YOUR ASSIGNMENT — The copy you give must match the records exactly, except that it holds no images.
───── RECORDED DATA ─────
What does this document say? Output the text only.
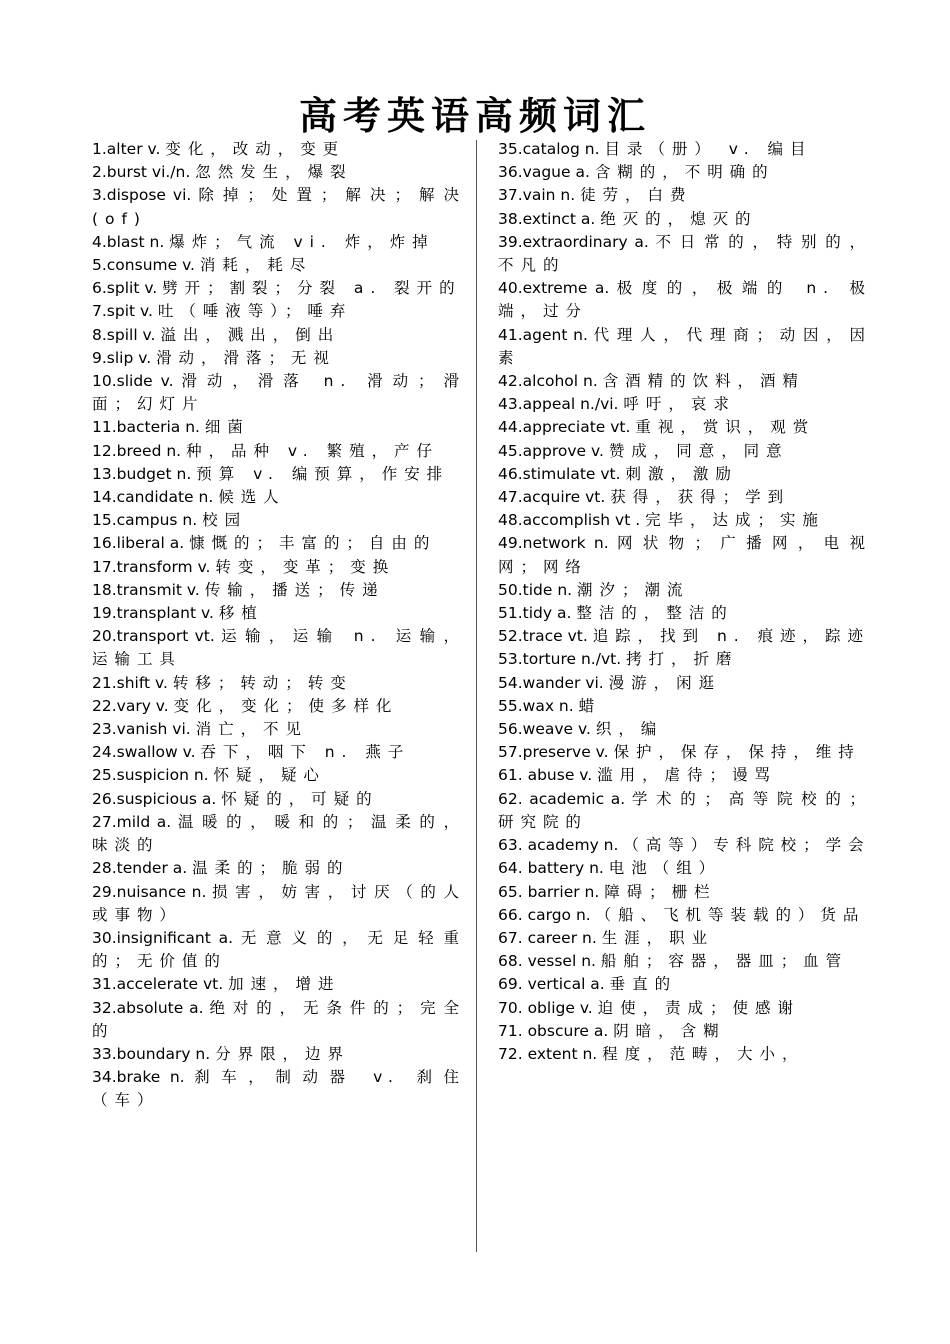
高考英语高频词汇
1.alter v. 变化，改动，变更
2.burst vi./n. 忽然发生，爆裂
3.dispose vi. 除掉；处置；解决；解决(of)
4.blast n. 爆炸；气流 vi. 炸，炸掉
5.consume v. 消耗，耗尽
6.split v. 劈开；割裂；分裂 a. 裂开的
7.spit v. 吐（唾液等）；唾弃
8.spill v. 溢出，溅出，倒出
9.slip v. 滑动，滑落；无视
10.slide v. 滑动，滑落 n. 滑动；滑面；幻灯片
11.bacteria n. 细菌
12.breed n. 种，品种 v. 繁殖，产仔
13.budget n. 预算 v. 编预算，作安排
14.candidate n. 候选人
15.campus n. 校园
16.liberal a. 慷慨的；丰富的；自由的
17.transform v. 转变，变革；变换
18.transmit v. 传输，播送；传递
19.transplant v. 移植
20.transport vt. 运输，运输 n. 运输，运输工具
21.shift v. 转移；转动；转变
22.vary v. 变化，变化；使多样化
23.vanish vi. 消亡，不见
24.swallow v. 吞下，咽下 n. 燕子
25.suspicion n. 怀疑，疑心
26.suspicious a. 怀疑的，可疑的
27.mild a. 温暖的，暖和的；温柔的，味淡的
28.tender a. 温柔的；脆弱的
29.nuisance n. 损害，妨害，讨厌（的人或事物）
30.insignificant a. 无意义的，无足轻重的；无价值的
31.accelerate vt. 加速，增进
32.absolute a. 绝对的，无条件的；完全的
33.boundary n. 分界限，边界
34.brake n. 刹车，制动器 v. 刹住（车）
35.catalog n. 目录（册） v. 编目
36.vague a. 含糊的，不明确的
37.vain n. 徒劳，白费
38.extinct a. 绝灭的，熄灭的
39.extraordinary a. 不日常的，特别的，不凡的
40.extreme a. 极度的，极端的 n. 极端，过分
41.agent n. 代理人，代理商；动因，因素
42.alcohol n. 含酒精的饮料，酒精
43.appeal n./vi. 呼吁，哀求
44.appreciate vt. 重视，赏识，观赏
45.approve v. 赞成，同意，同意
46.stimulate vt. 刺激，激励
47.acquire vt. 获得，获得；学到
48.accomplish vt . 完毕，达成；实施
49.network n. 网状物；广播网，电视网；网络
50.tide n. 潮汐；潮流
51.tidy a. 整洁的，整洁的
52.trace vt. 追踪，找到 n. 痕迹，踪迹
53.torture n./vt. 拷打，折磨
54.wander vi. 漫游，闲逛
55.wax n. 蜡
56.weave v. 织，编
57.preserve v. 保护，保存，保持，维持
61. abuse v. 滥用，虐待；谩骂
62. academic a. 学术的；高等院校的；研究院的
63. academy n. （高等）专科院校；学会
64. battery n. 电池（组）
65. barrier n. 障碍；栅栏
66. cargo n. （船、飞机等装载的）货品
67. career n. 生涯，职业
68. vessel n. 船舶；容器，器皿；血管
69. vertical a. 垂直的
70. oblige v. 迫使，责成；使感谢
71. obscure a. 阴暗，含糊
72. extent n. 程度，范畴，大小，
─────
REPLY —
What does this document say? Output the text only.
高考英语高频词汇
1.alter v. 变化，改动，变更
2.burst vi./n. 忽然发生，爆裂
3.dispose vi. 除掉；处置；解决；解决(of)
4.blast n. 爆炸；气流 vi. 炸，炸掉
5.consume v. 消耗，耗尽
6.split v. 劈开；割裂；分裂 a. 裂开的
7.spit v. 吐（唾液等）；唾弃
8.spill v. 溢出，溅出，倒出
9.slip v. 滑动，滑落；无视
10.slide v. 滑动，滑落 n. 滑动；滑面；幻灯片
11.bacteria n. 细菌
12.breed n. 种，品种 v. 繁殖，产仔
13.budget n. 预算 v. 编预算，作安排
14.candidate n. 候选人
15.campus n. 校园
16.liberal a. 慷慨的；丰富的；自由的
17.transform v. 转变，变革；变换
18.transmit v. 传输，播送；传递
19.transplant v. 移植
20.transport vt. 运输，运输 n. 运输，运输工具
21.shift v. 转移；转动；转变
22.vary v. 变化，变化；使多样化
23.vanish vi. 消亡，不见
24.swallow v. 吞下，咽下 n. 燕子
25.suspicion n. 怀疑，疑心
26.suspicious a. 怀疑的，可疑的
27.mild a. 温暖的，暖和的；温柔的，味淡的
28.tender a. 温柔的；脆弱的
29.nuisance n. 损害，妨害，讨厌（的人或事物）
30.insignificant a. 无意义的，无足轻重的；无价值的
31.accelerate vt. 加速，增进
32.absolute a. 绝对的，无条件的；完全的
33.boundary n. 分界限，边界
34.brake n. 刹车，制动器 v. 刹住（车）
35.catalog n. 目录（册） v. 编目
36.vague a. 含糊的，不明确的
37.vain n. 徒劳，白费
38.extinct a. 绝灭的，熄灭的
39.extraordinary a. 不日常的，特别的，不凡的
40.extreme a. 极度的，极端的 n. 极端，过分
41.agent n. 代理人，代理商；动因，因素
42.alcohol n. 含酒精的饮料，酒精
43.appeal n./vi. 呼吁，哀求
44.appreciate vt. 重视，赏识，观赏
45.approve v. 赞成，同意，同意
46.stimulate vt. 刺激，激励
47.acquire vt. 获得，获得；学到
48.accomplish vt . 完毕，达成；实施
49.network n. 网状物；广播网，电视网；网络
50.tide n. 潮汐；潮流
51.tidy a. 整洁的，整洁的
52.trace vt. 追踪，找到 n. 痕迹，踪迹
53.torture n./vt. 拷打，折磨
54.wander vi. 漫游，闲逛
55.wax n. 蜡
56.weave v. 织，编
57.preserve v. 保护，保存，保持，维持
61. abuse v. 滥用，虐待；谩骂
62. academic a. 学术的；高等院校的；研究院的
63. academy n. （高等）专科院校；学会
64. battery n. 电池（组）
65. barrier n. 障碍；栅栏
66. cargo n. （船、飞机等装载的）货品
67. career n. 生涯，职业
68. vessel n. 船舶；容器，器皿；血管
69. vertical a. 垂直的
70. oblige v. 迫使，责成；使感谢
71. obscure a. 阴暗，含糊
72. extent n. 程度，范畴，大小，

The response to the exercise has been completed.